● **YOUR OBJECTIVE**
Only the number is wanted: count the lines in the data with "this" in them.

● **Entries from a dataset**
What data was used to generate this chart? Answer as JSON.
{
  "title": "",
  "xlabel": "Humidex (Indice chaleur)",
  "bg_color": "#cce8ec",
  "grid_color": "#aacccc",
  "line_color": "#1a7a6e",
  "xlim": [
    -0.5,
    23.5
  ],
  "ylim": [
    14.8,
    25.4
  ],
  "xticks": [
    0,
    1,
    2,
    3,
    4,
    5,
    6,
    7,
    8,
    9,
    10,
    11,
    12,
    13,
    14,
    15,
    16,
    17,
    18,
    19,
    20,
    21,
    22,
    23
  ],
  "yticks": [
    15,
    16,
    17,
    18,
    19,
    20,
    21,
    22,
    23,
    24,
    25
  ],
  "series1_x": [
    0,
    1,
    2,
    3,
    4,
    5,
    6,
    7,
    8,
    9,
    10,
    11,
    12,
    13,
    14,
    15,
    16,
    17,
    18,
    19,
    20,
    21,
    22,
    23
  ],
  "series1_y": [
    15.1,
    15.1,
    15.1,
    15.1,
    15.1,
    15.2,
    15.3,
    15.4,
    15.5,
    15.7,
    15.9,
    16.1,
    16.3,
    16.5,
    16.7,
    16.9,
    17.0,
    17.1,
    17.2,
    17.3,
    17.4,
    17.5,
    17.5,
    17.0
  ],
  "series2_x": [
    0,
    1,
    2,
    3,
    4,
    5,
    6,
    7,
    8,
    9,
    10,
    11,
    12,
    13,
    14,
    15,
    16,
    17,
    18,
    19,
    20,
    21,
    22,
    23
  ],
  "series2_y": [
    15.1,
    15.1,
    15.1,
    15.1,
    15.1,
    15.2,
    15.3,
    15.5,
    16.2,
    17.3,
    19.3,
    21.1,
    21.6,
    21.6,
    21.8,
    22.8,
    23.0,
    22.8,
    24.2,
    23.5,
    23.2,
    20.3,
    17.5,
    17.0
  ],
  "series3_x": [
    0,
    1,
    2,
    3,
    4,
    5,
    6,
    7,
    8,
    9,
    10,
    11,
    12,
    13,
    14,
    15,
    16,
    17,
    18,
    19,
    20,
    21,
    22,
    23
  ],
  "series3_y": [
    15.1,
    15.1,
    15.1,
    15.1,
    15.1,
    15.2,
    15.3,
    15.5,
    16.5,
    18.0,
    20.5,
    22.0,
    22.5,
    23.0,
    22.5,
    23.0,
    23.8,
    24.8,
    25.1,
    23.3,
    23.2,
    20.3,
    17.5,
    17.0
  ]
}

==

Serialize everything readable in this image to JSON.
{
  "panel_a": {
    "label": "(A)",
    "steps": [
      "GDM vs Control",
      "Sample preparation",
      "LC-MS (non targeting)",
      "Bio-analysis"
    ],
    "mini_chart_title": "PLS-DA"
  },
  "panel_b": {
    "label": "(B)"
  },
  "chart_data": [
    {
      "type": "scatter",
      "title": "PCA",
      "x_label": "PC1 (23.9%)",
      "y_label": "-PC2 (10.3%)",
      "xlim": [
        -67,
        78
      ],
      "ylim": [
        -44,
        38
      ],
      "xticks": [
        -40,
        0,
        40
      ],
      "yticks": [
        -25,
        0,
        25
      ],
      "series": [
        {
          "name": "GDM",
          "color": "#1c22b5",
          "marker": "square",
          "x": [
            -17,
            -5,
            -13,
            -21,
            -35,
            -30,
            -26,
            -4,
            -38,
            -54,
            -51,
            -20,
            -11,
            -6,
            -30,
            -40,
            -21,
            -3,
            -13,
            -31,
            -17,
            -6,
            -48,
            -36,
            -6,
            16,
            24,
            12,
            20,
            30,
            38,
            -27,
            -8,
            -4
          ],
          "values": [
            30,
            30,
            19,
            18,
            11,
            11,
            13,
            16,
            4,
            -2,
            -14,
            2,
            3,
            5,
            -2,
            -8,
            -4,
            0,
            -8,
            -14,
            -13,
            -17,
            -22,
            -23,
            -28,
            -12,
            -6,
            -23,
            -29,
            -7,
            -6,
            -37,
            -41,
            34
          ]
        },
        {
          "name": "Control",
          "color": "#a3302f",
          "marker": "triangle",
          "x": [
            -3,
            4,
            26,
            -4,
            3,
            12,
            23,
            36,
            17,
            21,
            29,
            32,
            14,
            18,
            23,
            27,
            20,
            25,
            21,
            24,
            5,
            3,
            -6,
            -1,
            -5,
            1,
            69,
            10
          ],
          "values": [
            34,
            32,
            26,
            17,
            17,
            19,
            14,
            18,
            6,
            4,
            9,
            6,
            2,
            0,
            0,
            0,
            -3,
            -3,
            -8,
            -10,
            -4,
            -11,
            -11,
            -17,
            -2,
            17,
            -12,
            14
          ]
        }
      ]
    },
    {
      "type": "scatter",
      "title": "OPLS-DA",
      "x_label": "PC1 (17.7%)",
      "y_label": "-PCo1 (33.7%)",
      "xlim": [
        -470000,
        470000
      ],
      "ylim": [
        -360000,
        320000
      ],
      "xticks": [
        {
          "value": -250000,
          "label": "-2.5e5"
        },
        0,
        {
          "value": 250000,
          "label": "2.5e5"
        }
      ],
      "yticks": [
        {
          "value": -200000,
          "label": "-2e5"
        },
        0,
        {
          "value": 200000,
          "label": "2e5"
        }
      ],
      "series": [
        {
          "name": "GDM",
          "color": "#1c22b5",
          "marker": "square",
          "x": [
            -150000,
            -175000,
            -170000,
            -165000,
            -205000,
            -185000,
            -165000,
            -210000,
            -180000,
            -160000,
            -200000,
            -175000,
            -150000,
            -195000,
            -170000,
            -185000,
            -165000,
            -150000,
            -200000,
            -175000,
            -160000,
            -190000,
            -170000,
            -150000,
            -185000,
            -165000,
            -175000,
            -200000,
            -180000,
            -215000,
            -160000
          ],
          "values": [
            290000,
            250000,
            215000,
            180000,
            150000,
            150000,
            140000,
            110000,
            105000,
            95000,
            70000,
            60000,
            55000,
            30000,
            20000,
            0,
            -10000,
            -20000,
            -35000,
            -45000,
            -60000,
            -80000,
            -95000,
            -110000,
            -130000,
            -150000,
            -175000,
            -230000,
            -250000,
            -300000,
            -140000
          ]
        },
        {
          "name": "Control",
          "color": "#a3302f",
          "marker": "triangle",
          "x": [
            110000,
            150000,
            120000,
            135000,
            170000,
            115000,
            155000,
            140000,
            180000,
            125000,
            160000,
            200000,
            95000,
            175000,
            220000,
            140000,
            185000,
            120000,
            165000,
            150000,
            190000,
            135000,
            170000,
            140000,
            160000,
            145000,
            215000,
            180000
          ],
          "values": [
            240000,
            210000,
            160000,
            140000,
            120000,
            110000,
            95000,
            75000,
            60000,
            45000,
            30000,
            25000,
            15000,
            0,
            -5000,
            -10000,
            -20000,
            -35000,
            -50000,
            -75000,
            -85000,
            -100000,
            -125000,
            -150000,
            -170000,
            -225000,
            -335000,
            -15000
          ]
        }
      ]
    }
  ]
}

● **FULL RESPONSE**
2